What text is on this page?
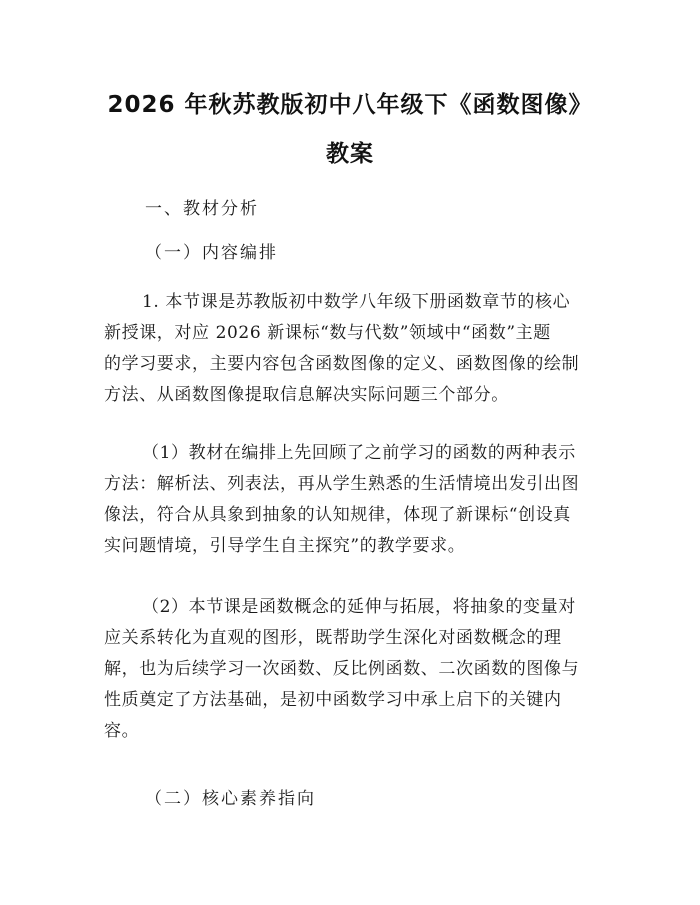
2026 年秋苏教版初中八年级下《函数图像》
教案
一、教材分析
（一）内容编排
1. 本节课是苏教版初中数学八年级下册函数章节的核心
新授课，对应 2026 新课标“数与代数”领域中“函数”主题
的学习要求，主要内容包含函数图像的定义、函数图像的绘制
方法、从函数图像提取信息解决实际问题三个部分。
（1）教材在编排上先回顾了之前学习的函数的两种表示
方法：解析法、列表法，再从学生熟悉的生活情境出发引出图
像法，符合从具象到抽象的认知规律，体现了新课标“创设真
实问题情境，引导学生自主探究”的教学要求。
（2）本节课是函数概念的延伸与拓展，将抽象的变量对
应关系转化为直观的图形，既帮助学生深化对函数概念的理
解，也为后续学习一次函数、反比例函数、二次函数的图像与
性质奠定了方法基础，是初中函数学习中承上启下的关键内
容。
（二）核心素养指向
****
=== TO DO ===
Copy the whole of the material above exactly, but not its images.

=== SOLVED PROBLEM ===
What text is on this page?
2026 年秋苏教版初中八年级下《函数图像》
教案
一、教材分析
（一）内容编排
1. 本节课是苏教版初中数学八年级下册函数章节的核心
新授课，对应 2026 新课标“数与代数”领域中“函数”主题
的学习要求，主要内容包含函数图像的定义、函数图像的绘制
方法、从函数图像提取信息解决实际问题三个部分。
（1）教材在编排上先回顾了之前学习的函数的两种表示
方法：解析法、列表法，再从学生熟悉的生活情境出发引出图
像法，符合从具象到抽象的认知规律，体现了新课标“创设真
实问题情境，引导学生自主探究”的教学要求。
（2）本节课是函数概念的延伸与拓展，将抽象的变量对
应关系转化为直观的图形，既帮助学生深化对函数概念的理
解，也为后续学习一次函数、反比例函数、二次函数的图像与
性质奠定了方法基础，是初中函数学习中承上启下的关键内
容。
（二）核心素养指向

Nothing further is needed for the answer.